Data entries
□ □ □ □ □

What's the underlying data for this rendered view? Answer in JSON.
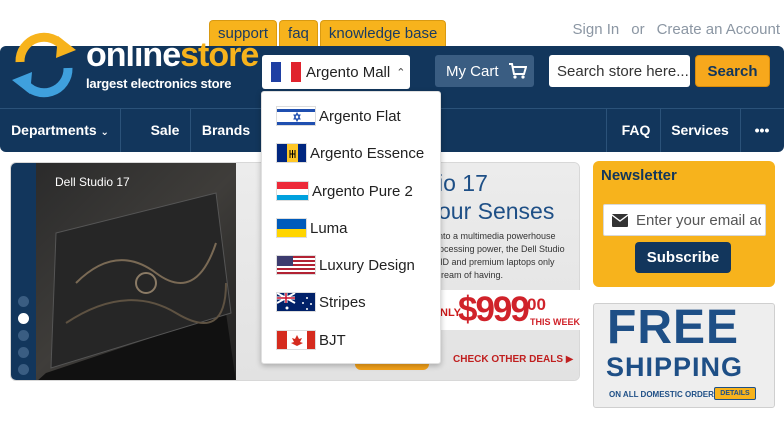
{
  "top_tabs": [
    "support",
    "faq",
    "knowledge base"
  ],
  "account": {
    "sign_in": "Sign In",
    "or": "or",
    "create": "Create an Account"
  },
  "logo": {
    "name_part1": "online",
    "name_part2": "store",
    "tagline": "largest electronics store"
  },
  "store_switcher": {
    "current": "Argento Mall",
    "current_flag": "fr-flag-icon"
  },
  "cart": {
    "label": "My Cart",
    "icon": "cart-icon"
  },
  "search": {
    "placeholder": "Search store here...",
    "button": "Search"
  },
  "nav": {
    "departments": "Departments",
    "sale": "Sale",
    "brands": "Brands",
    "faq": "FAQ",
    "services": "Services",
    "more": "•••"
  },
  "store_options": [
    {
      "label": "Argento Flat",
      "flag": "il-flag-icon"
    },
    {
      "label": "Argento Essence",
      "flag": "bb-flag-icon"
    },
    {
      "label": "Argento Pure 2",
      "flag": "lu-flag-icon"
    },
    {
      "label": "Luma",
      "flag": "ua-flag-icon"
    },
    {
      "label": "Luxury Design",
      "flag": "us-flag-icon"
    },
    {
      "label": "Stripes",
      "flag": "au-flag-icon"
    },
    {
      "label": "BJT",
      "flag": "ca-flag-icon"
    }
  ],
  "slider": {
    "title": "Dell Studio 17",
    "headline1": "io 17",
    "headline2": "our Senses",
    "description": "into a multimedia powerhouse rocessing power, the Dell Studio HD and premium laptops only dream of having.",
    "price_prefix": "NLY",
    "price": "$999",
    "price_cents": "00",
    "price_suffix": "THIS WEEK",
    "cta": "CHECK OTHER DEALS ▶",
    "dots": 5,
    "active_dot": 2
  },
  "newsletter": {
    "title": "Newsletter",
    "placeholder": "Enter your email ad",
    "button": "Subscribe"
  },
  "shipping_banner": {
    "line1": "FREE",
    "line2": "SHIPPING",
    "note": "ON ALL DOMESTIC ORDERS",
    "details": "DETAILS"
  },
  "colors": {
    "navy": "#12365c",
    "orange": "#f7b31c",
    "accent_blue": "#1e4f86",
    "price_red": "#d0222a"
  }
}
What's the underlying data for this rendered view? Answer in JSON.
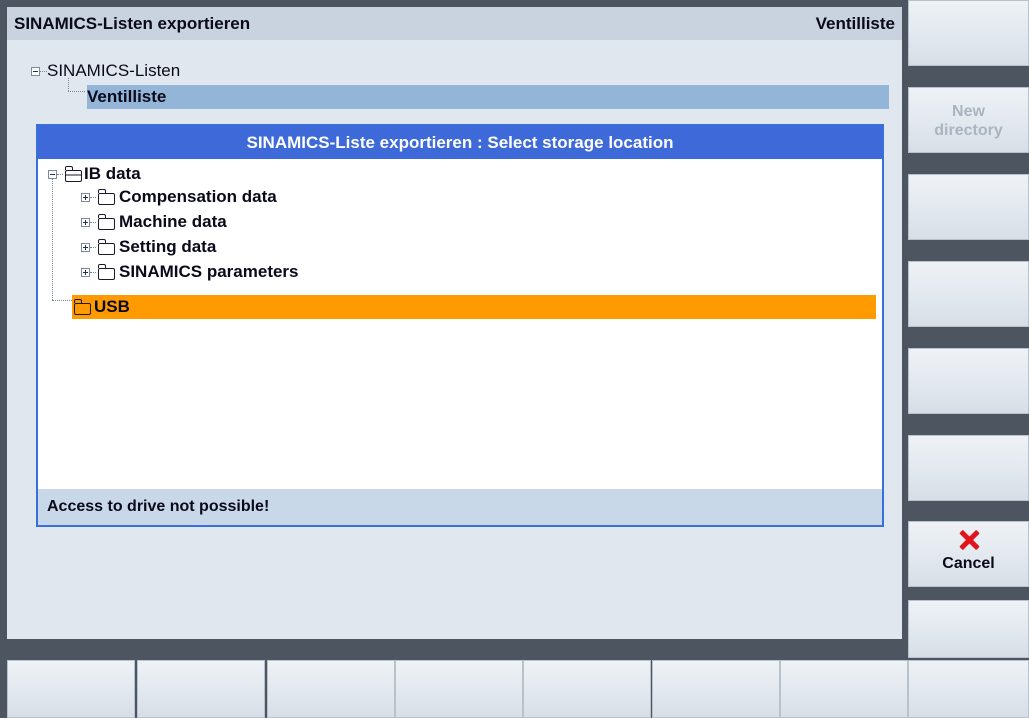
{
  "header": {
    "title": "SINAMICS-Listen exportieren",
    "context": "Ventilliste"
  },
  "outer_tree": {
    "root_label": "SINAMICS-Listen",
    "selected_child": "Ventilliste"
  },
  "dialog": {
    "title": "SINAMICS-Liste exportieren : Select storage location",
    "status": "Access to drive not possible!",
    "tree": {
      "root": "IB data",
      "children": [
        "Compensation data",
        "Machine data",
        "Setting data",
        "SINAMICS parameters"
      ],
      "selected": "USB"
    }
  },
  "softkeys_vertical": [
    {
      "label": ""
    },
    {
      "label_line1": "New",
      "label_line2": "directory",
      "enabled": false
    },
    {
      "label": ""
    },
    {
      "label": ""
    },
    {
      "label": ""
    },
    {
      "label": ""
    },
    {
      "label": "Cancel",
      "icon": "cancel-x-icon"
    },
    {
      "label": ""
    }
  ],
  "softkeys_horizontal_count": 8,
  "colors": {
    "dialog_title_bg": "#3d6ad8",
    "selection_orange": "#ff9a00",
    "outer_selection_blue": "#92b5d8",
    "cancel_red": "#e0141a"
  }
}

□ □ □ □ □

◆ What the task asks: Copy out all the data without changing anything, and drop the pictures.

◆ Solution for this task:
What's the underlying data for this rendered view? Answer in JSON.
{
  "top_tabs": [
    "support",
    "faq",
    "knowledge base"
  ],
  "account": {
    "sign_in": "Sign In",
    "or": "or",
    "create": "Create an Account"
  },
  "logo": {
    "name_part1": "online",
    "name_part2": "store",
    "tagline": "largest electronics store"
  },
  "store_switcher": {
    "current": "Argento Mall",
    "current_flag": "fr-flag-icon"
  },
  "cart": {
    "label": "My Cart",
    "icon": "cart-icon"
  },
  "search": {
    "placeholder": "Search store here...",
    "button": "Search"
  },
  "nav": {
    "departments": "Departments",
    "sale": "Sale",
    "brands": "Brands",
    "faq": "FAQ",
    "services": "Services",
    "more": "•••"
  },
  "store_options": [
    {
      "label": "Argento Flat",
      "flag": "il-flag-icon"
    },
    {
      "label": "Argento Essence",
      "flag": "bb-flag-icon"
    },
    {
      "label": "Argento Pure 2",
      "flag": "lu-flag-icon"
    },
    {
      "label": "Luma",
      "flag": "ua-flag-icon"
    },
    {
      "label": "Luxury Design",
      "flag": "us-flag-icon"
    },
    {
      "label": "Stripes",
      "flag": "au-flag-icon"
    },
    {
      "label": "BJT",
      "flag": "ca-flag-icon"
    }
  ],
  "slider": {
    "title": "Dell Studio 17",
    "headline1": "io 17",
    "headline2": "our Senses",
    "description": "into a multimedia powerhouse rocessing power, the Dell Studio HD and premium laptops only dream of having.",
    "price_prefix": "NLY",
    "price": "$999",
    "price_cents": "00",
    "price_suffix": "THIS WEEK",
    "cta": "CHECK OTHER DEALS ▶",
    "dots": 5,
    "active_dot": 2
  },
  "newsletter": {
    "title": "Newsletter",
    "placeholder": "Enter your email ad",
    "button": "Subscribe"
  },
  "shipping_banner": {
    "line1": "FREE",
    "line2": "SHIPPING",
    "note": "ON ALL DOMESTIC ORDERS",
    "details": "DETAILS"
  },
  "colors": {
    "navy": "#12365c",
    "orange": "#f7b31c",
    "accent_blue": "#1e4f86",
    "price_red": "#d0222a"
  }
}
What's the underlying data for this rendered view? Answer in JSON.
{
  "header": {
    "title": "SINAMICS-Listen exportieren",
    "context": "Ventilliste"
  },
  "outer_tree": {
    "root_label": "SINAMICS-Listen",
    "selected_child": "Ventilliste"
  },
  "dialog": {
    "title": "SINAMICS-Liste exportieren : Select storage location",
    "status": "Access to drive not possible!",
    "tree": {
      "root": "IB data",
      "children": [
        "Compensation data",
        "Machine data",
        "Setting data",
        "SINAMICS parameters"
      ],
      "selected": "USB"
    }
  },
  "softkeys_vertical": [
    {
      "label": ""
    },
    {
      "label_line1": "New",
      "label_line2": "directory",
      "enabled": false
    },
    {
      "label": ""
    },
    {
      "label": ""
    },
    {
      "label": ""
    },
    {
      "label": ""
    },
    {
      "label": "Cancel",
      "icon": "cancel-x-icon"
    },
    {
      "label": ""
    }
  ],
  "softkeys_horizontal_count": 8,
  "colors": {
    "dialog_title_bg": "#3d6ad8",
    "selection_orange": "#ff9a00",
    "outer_selection_blue": "#92b5d8",
    "cancel_red": "#e0141a"
  }
}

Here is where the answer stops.